_EXERCISE DATA:_
□ □ □ □ □

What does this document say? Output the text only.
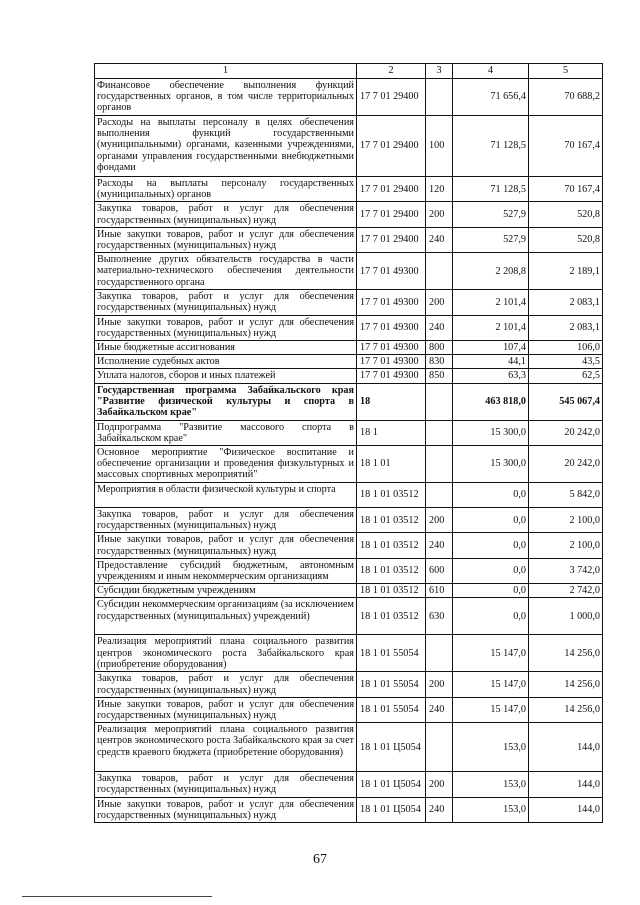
1	2	3	4	5
Финансовое обеспечение выполнения функций государственных органов, в том числе территориальных органов	17 7 01 29400		71 656,4	70 688,2
Расходы на выплаты персоналу в целях обеспечения выполнения функций государственными (муниципальными) органами, казенными учреждениями, органами управления государственными внебюджетными фондами	17 7 01 29400	100	71 128,5	70 167,4
Расходы на выплаты персоналу государственных (муниципальных) органов	17 7 01 29400	120	71 128,5	70 167,4
Закупка товаров, работ и услуг для обеспечения государственных (муниципальных) нужд	17 7 01 29400	200	527,9	520,8
Иные закупки товаров, работ и услуг для обеспечения государственных (муниципальных) нужд	17 7 01 29400	240	527,9	520,8
Выполнение других обязательств государства в части материально-технического обеспечения деятельности государственного органа	17 7 01 49300		2 208,8	2 189,1
Закупка товаров, работ и услуг для обеспечения государственных (муниципальных) нужд	17 7 01 49300	200	2 101,4	2 083,1
Иные закупки товаров, работ и услуг для обеспечения государственных (муниципальных) нужд	17 7 01 49300	240	2 101,4	2 083,1
Иные бюджетные ассигнования	17 7 01 49300	800	107,4	106,0
Исполнение судебных актов	17 7 01 49300	830	44,1	43,5
Уплата налогов, сборов и иных платежей	17 7 01 49300	850	63,3	62,5
Государственная программа Забайкальского края "Развитие физической культуры и спорта в Забайкальском крае"	18		463 818,0	545 067,4
Подпрограмма "Развитие массового спорта в Забайкальском крае"	18 1		15 300,0	20 242,0
Основное мероприятие "Физическое воспитание и обеспечение организации и проведения физкультурных и массовых спортивных мероприятий"	18 1 01		15 300,0	20 242,0
Мероприятия в области физической культуры и спорта	18 1 01 03512		0,0	5 842,0
Закупка товаров, работ и услуг для обеспечения государственных (муниципальных) нужд	18 1 01 03512	200	0,0	2 100,0
Иные закупки товаров, работ и услуг для обеспечения государственных (муниципальных) нужд	18 1 01 03512	240	0,0	2 100,0
Предоставление субсидий бюджетным, автономным учреждениям и иным некоммерческим организациям	18 1 01 03512	600	0,0	3 742,0
Субсидии бюджетным учреждениям	18 1 01 03512	610	0,0	2 742,0
Субсидии некоммерческим организациям (за исключением государственных (муниципальных) учреждений)	18 1 01 03512	630	0,0	1 000,0
Реализация мероприятий плана социального развития центров экономического роста Забайкальского края (приобретение оборудования)	18 1 01 55054		15 147,0	14 256,0
Закупка товаров, работ и услуг для обеспечения государственных (муниципальных) нужд	18 1 01 55054	200	15 147,0	14 256,0
Иные закупки товаров, работ и услуг для обеспечения государственных (муниципальных) нужд	18 1 01 55054	240	15 147,0	14 256,0
Реализация мероприятий плана социального развития центров экономического роста Забайкальского края за счет средств краевого бюджета (приобретение оборудования)	18 1 01 Ц5054		153,0	144,0
Закупка товаров, работ и услуг для обеспечения государственных (муниципальных) нужд	18 1 01 Ц5054	200	153,0	144,0
Иные закупки товаров, работ и услуг для обеспечения государственных (муниципальных) нужд	18 1 01 Ц5054	240	153,0	144,0
67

□ □ □ □ □

From the listing, tally every line with the word "функций" in it and give only the tally.

2